▶ _Listed records_:
=-=-=-=-=
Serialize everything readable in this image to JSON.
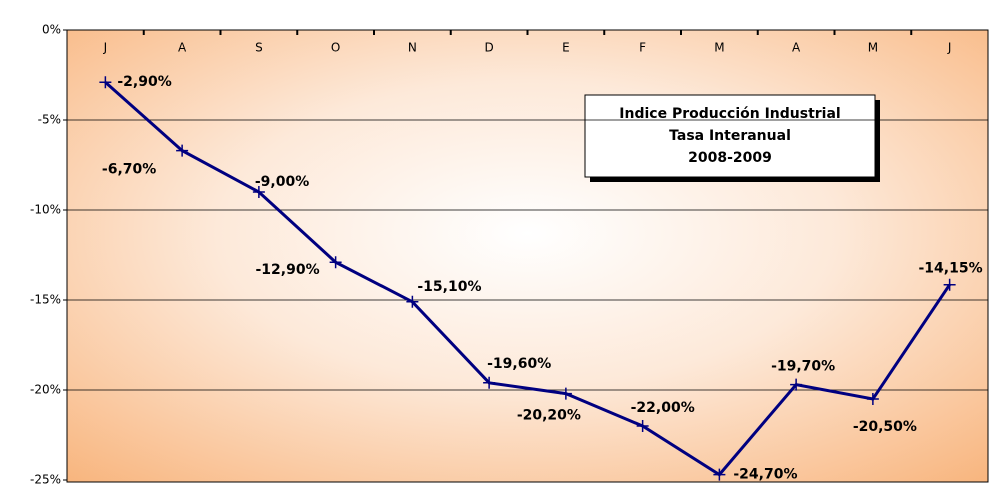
{
  "chart_data": {
    "type": "line",
    "title_lines": [
      "Indice Producción Industrial",
      "Tasa Interanual",
      "2008-2009"
    ],
    "categories": [
      "J",
      "A",
      "S",
      "O",
      "N",
      "D",
      "E",
      "F",
      "M",
      "A",
      "M",
      "J"
    ],
    "series": [
      {
        "color": "#000080",
        "values": [
          -2.9,
          -6.7,
          -9.0,
          -12.9,
          -15.1,
          -19.6,
          -20.2,
          -22.0,
          -24.7,
          -19.7,
          -20.5,
          -14.15
        ],
        "value_labels": [
          "-2,90%",
          "-6,70%",
          "-9,00%",
          "-12,90%",
          "-15,10%",
          "-19,60%",
          "-20,20%",
          "-22,00%",
          "-24,70%",
          "-19,70%",
          "-20,50%",
          "-14,15%"
        ]
      }
    ],
    "ylim": [
      -25,
      0
    ],
    "yticks": [
      {
        "value": 0,
        "label": "0%"
      },
      {
        "value": -5,
        "label": "-5%"
      },
      {
        "value": -10,
        "label": "-10%"
      },
      {
        "value": -15,
        "label": "-15%"
      },
      {
        "value": -20,
        "label": "-20%"
      },
      {
        "value": -25,
        "label": "-25%"
      }
    ],
    "grid": true
  }
}
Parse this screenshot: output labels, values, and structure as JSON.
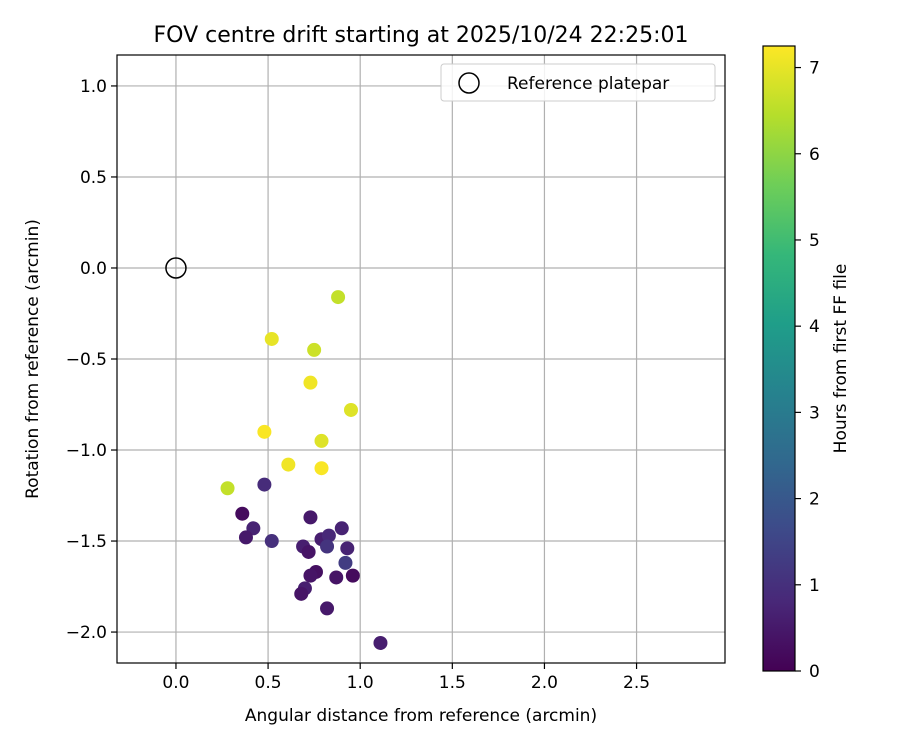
{
  "chart_data": {
    "type": "scatter",
    "title": "FOV centre drift starting at 2025/10/24 22:25:01",
    "xlabel": "Angular distance from reference (arcmin)",
    "ylabel": "Rotation from reference (arcmin)",
    "xlim": [
      -0.32,
      2.98
    ],
    "ylim": [
      -2.17,
      1.17
    ],
    "xticks": [
      0.0,
      0.5,
      1.0,
      1.5,
      2.0,
      2.5
    ],
    "xtick_labels": [
      "0.0",
      "0.5",
      "1.0",
      "1.5",
      "2.0",
      "2.5"
    ],
    "yticks": [
      1.0,
      0.5,
      0.0,
      -0.5,
      -1.0,
      -1.5,
      -2.0
    ],
    "ytick_labels": [
      "1.0",
      "0.5",
      "0.0",
      "−0.5",
      "−1.0",
      "−1.5",
      "−2.0"
    ],
    "grid": true,
    "legend": {
      "position": "top-right",
      "label": "Reference platepar"
    },
    "reference_point": {
      "x": 0.0,
      "y": 0.0
    },
    "colorbar": {
      "label": "Hours from first FF file",
      "min": 0,
      "max": 7.25,
      "ticks": [
        0,
        1,
        2,
        3,
        4,
        5,
        6,
        7
      ],
      "tick_labels": [
        "0",
        "1",
        "2",
        "3",
        "4",
        "5",
        "6",
        "7"
      ],
      "colormap": "viridis"
    },
    "points": [
      {
        "x": 0.88,
        "y": -0.16,
        "c": 6.6
      },
      {
        "x": 0.52,
        "y": -0.39,
        "c": 7.0
      },
      {
        "x": 0.75,
        "y": -0.45,
        "c": 6.7
      },
      {
        "x": 0.73,
        "y": -0.63,
        "c": 7.1
      },
      {
        "x": 0.95,
        "y": -0.78,
        "c": 6.9
      },
      {
        "x": 0.48,
        "y": -0.9,
        "c": 7.2
      },
      {
        "x": 0.79,
        "y": -0.95,
        "c": 6.9
      },
      {
        "x": 0.61,
        "y": -1.08,
        "c": 7.1
      },
      {
        "x": 0.79,
        "y": -1.1,
        "c": 7.2
      },
      {
        "x": 0.28,
        "y": -1.21,
        "c": 6.6
      },
      {
        "x": 0.48,
        "y": -1.19,
        "c": 0.9
      },
      {
        "x": 0.36,
        "y": -1.35,
        "c": 0.2
      },
      {
        "x": 0.42,
        "y": -1.43,
        "c": 0.7
      },
      {
        "x": 0.38,
        "y": -1.48,
        "c": 0.5
      },
      {
        "x": 0.52,
        "y": -1.5,
        "c": 1.0
      },
      {
        "x": 0.73,
        "y": -1.37,
        "c": 0.5
      },
      {
        "x": 0.9,
        "y": -1.43,
        "c": 0.7
      },
      {
        "x": 0.79,
        "y": -1.49,
        "c": 0.6
      },
      {
        "x": 0.83,
        "y": -1.47,
        "c": 0.8
      },
      {
        "x": 0.82,
        "y": -1.53,
        "c": 1.1
      },
      {
        "x": 0.69,
        "y": -1.53,
        "c": 0.6
      },
      {
        "x": 0.72,
        "y": -1.56,
        "c": 0.4
      },
      {
        "x": 0.93,
        "y": -1.54,
        "c": 0.7
      },
      {
        "x": 0.92,
        "y": -1.62,
        "c": 1.3
      },
      {
        "x": 0.76,
        "y": -1.67,
        "c": 0.3
      },
      {
        "x": 0.73,
        "y": -1.69,
        "c": 0.4
      },
      {
        "x": 0.87,
        "y": -1.7,
        "c": 0.4
      },
      {
        "x": 0.96,
        "y": -1.69,
        "c": 0.2
      },
      {
        "x": 0.7,
        "y": -1.76,
        "c": 0.6
      },
      {
        "x": 0.68,
        "y": -1.79,
        "c": 0.4
      },
      {
        "x": 0.82,
        "y": -1.87,
        "c": 0.5
      },
      {
        "x": 1.11,
        "y": -2.06,
        "c": 0.6
      }
    ]
  }
}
=-=-=-=-=
▶ _Exercise description_: Leave out the pictures and restate everything else word for word.

▶ _Exercise answer_:
Serialize everything readable in this image to JSON.
{
  "chart_data": {
    "type": "line",
    "title_lines": [
      "Indice Producción Industrial",
      "Tasa Interanual",
      "2008-2009"
    ],
    "categories": [
      "J",
      "A",
      "S",
      "O",
      "N",
      "D",
      "E",
      "F",
      "M",
      "A",
      "M",
      "J"
    ],
    "series": [
      {
        "color": "#000080",
        "values": [
          -2.9,
          -6.7,
          -9.0,
          -12.9,
          -15.1,
          -19.6,
          -20.2,
          -22.0,
          -24.7,
          -19.7,
          -20.5,
          -14.15
        ],
        "value_labels": [
          "-2,90%",
          "-6,70%",
          "-9,00%",
          "-12,90%",
          "-15,10%",
          "-19,60%",
          "-20,20%",
          "-22,00%",
          "-24,70%",
          "-19,70%",
          "-20,50%",
          "-14,15%"
        ]
      }
    ],
    "ylim": [
      -25,
      0
    ],
    "yticks": [
      {
        "value": 0,
        "label": "0%"
      },
      {
        "value": -5,
        "label": "-5%"
      },
      {
        "value": -10,
        "label": "-10%"
      },
      {
        "value": -15,
        "label": "-15%"
      },
      {
        "value": -20,
        "label": "-20%"
      },
      {
        "value": -25,
        "label": "-25%"
      }
    ],
    "grid": true
  }
}
Parse this screenshot: output labels, values, and structure as JSON.
{
  "chart_data": {
    "type": "scatter",
    "title": "FOV centre drift starting at 2025/10/24 22:25:01",
    "xlabel": "Angular distance from reference (arcmin)",
    "ylabel": "Rotation from reference (arcmin)",
    "xlim": [
      -0.32,
      2.98
    ],
    "ylim": [
      -2.17,
      1.17
    ],
    "xticks": [
      0.0,
      0.5,
      1.0,
      1.5,
      2.0,
      2.5
    ],
    "xtick_labels": [
      "0.0",
      "0.5",
      "1.0",
      "1.5",
      "2.0",
      "2.5"
    ],
    "yticks": [
      1.0,
      0.5,
      0.0,
      -0.5,
      -1.0,
      -1.5,
      -2.0
    ],
    "ytick_labels": [
      "1.0",
      "0.5",
      "0.0",
      "−0.5",
      "−1.0",
      "−1.5",
      "−2.0"
    ],
    "grid": true,
    "legend": {
      "position": "top-right",
      "label": "Reference platepar"
    },
    "reference_point": {
      "x": 0.0,
      "y": 0.0
    },
    "colorbar": {
      "label": "Hours from first FF file",
      "min": 0,
      "max": 7.25,
      "ticks": [
        0,
        1,
        2,
        3,
        4,
        5,
        6,
        7
      ],
      "tick_labels": [
        "0",
        "1",
        "2",
        "3",
        "4",
        "5",
        "6",
        "7"
      ],
      "colormap": "viridis"
    },
    "points": [
      {
        "x": 0.88,
        "y": -0.16,
        "c": 6.6
      },
      {
        "x": 0.52,
        "y": -0.39,
        "c": 7.0
      },
      {
        "x": 0.75,
        "y": -0.45,
        "c": 6.7
      },
      {
        "x": 0.73,
        "y": -0.63,
        "c": 7.1
      },
      {
        "x": 0.95,
        "y": -0.78,
        "c": 6.9
      },
      {
        "x": 0.48,
        "y": -0.9,
        "c": 7.2
      },
      {
        "x": 0.79,
        "y": -0.95,
        "c": 6.9
      },
      {
        "x": 0.61,
        "y": -1.08,
        "c": 7.1
      },
      {
        "x": 0.79,
        "y": -1.1,
        "c": 7.2
      },
      {
        "x": 0.28,
        "y": -1.21,
        "c": 6.6
      },
      {
        "x": 0.48,
        "y": -1.19,
        "c": 0.9
      },
      {
        "x": 0.36,
        "y": -1.35,
        "c": 0.2
      },
      {
        "x": 0.42,
        "y": -1.43,
        "c": 0.7
      },
      {
        "x": 0.38,
        "y": -1.48,
        "c": 0.5
      },
      {
        "x": 0.52,
        "y": -1.5,
        "c": 1.0
      },
      {
        "x": 0.73,
        "y": -1.37,
        "c": 0.5
      },
      {
        "x": 0.9,
        "y": -1.43,
        "c": 0.7
      },
      {
        "x": 0.79,
        "y": -1.49,
        "c": 0.6
      },
      {
        "x": 0.83,
        "y": -1.47,
        "c": 0.8
      },
      {
        "x": 0.82,
        "y": -1.53,
        "c": 1.1
      },
      {
        "x": 0.69,
        "y": -1.53,
        "c": 0.6
      },
      {
        "x": 0.72,
        "y": -1.56,
        "c": 0.4
      },
      {
        "x": 0.93,
        "y": -1.54,
        "c": 0.7
      },
      {
        "x": 0.92,
        "y": -1.62,
        "c": 1.3
      },
      {
        "x": 0.76,
        "y": -1.67,
        "c": 0.3
      },
      {
        "x": 0.73,
        "y": -1.69,
        "c": 0.4
      },
      {
        "x": 0.87,
        "y": -1.7,
        "c": 0.4
      },
      {
        "x": 0.96,
        "y": -1.69,
        "c": 0.2
      },
      {
        "x": 0.7,
        "y": -1.76,
        "c": 0.6
      },
      {
        "x": 0.68,
        "y": -1.79,
        "c": 0.4
      },
      {
        "x": 0.82,
        "y": -1.87,
        "c": 0.5
      },
      {
        "x": 1.11,
        "y": -2.06,
        "c": 0.6
      }
    ]
  }
}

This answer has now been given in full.